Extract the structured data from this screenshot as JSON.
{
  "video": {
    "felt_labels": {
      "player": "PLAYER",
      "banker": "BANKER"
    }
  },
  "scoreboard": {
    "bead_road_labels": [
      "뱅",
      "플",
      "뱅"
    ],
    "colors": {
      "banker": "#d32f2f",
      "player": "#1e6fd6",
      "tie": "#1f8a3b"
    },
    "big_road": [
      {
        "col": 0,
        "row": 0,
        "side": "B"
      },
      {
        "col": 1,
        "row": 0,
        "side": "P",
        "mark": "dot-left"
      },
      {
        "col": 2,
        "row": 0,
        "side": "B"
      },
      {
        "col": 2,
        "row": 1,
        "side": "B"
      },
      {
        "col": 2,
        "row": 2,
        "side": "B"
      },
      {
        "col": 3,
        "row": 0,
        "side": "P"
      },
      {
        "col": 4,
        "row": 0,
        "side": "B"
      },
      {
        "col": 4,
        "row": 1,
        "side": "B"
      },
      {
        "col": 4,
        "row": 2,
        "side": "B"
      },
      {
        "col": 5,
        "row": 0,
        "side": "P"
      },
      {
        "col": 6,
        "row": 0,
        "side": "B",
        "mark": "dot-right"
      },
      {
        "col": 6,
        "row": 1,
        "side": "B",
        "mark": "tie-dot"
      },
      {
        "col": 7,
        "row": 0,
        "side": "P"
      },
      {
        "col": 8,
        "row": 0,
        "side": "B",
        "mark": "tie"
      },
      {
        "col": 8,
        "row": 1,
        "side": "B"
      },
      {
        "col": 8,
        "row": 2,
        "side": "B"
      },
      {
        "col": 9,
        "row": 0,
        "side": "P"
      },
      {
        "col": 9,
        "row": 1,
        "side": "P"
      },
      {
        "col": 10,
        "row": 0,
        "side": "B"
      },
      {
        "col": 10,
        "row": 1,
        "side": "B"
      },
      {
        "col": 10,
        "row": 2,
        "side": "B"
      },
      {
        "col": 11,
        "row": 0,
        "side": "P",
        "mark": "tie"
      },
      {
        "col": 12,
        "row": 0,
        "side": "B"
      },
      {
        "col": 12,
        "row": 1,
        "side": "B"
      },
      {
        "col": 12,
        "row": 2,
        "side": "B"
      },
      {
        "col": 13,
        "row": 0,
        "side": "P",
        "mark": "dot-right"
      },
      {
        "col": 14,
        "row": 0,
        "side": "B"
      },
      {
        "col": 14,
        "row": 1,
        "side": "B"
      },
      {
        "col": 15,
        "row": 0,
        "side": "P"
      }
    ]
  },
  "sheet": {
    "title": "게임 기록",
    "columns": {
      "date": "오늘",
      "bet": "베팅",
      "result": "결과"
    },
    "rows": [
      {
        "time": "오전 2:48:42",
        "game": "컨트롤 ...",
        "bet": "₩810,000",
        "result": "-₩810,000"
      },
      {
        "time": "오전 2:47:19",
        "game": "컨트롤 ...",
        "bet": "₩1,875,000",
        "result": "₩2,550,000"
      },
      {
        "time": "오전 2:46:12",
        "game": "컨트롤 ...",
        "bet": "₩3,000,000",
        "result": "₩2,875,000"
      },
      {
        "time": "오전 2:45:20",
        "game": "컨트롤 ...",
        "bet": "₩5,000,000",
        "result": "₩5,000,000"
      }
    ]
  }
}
==============================
● Your goal:
Make a list of all lines in the data that contain "result".

● Worked answer:
      "result": "결과"
        "result": "-₩810,000"
        "result": "₩2,550,000"
        "result": "₩2,875,000"
        "result": "₩5,000,000"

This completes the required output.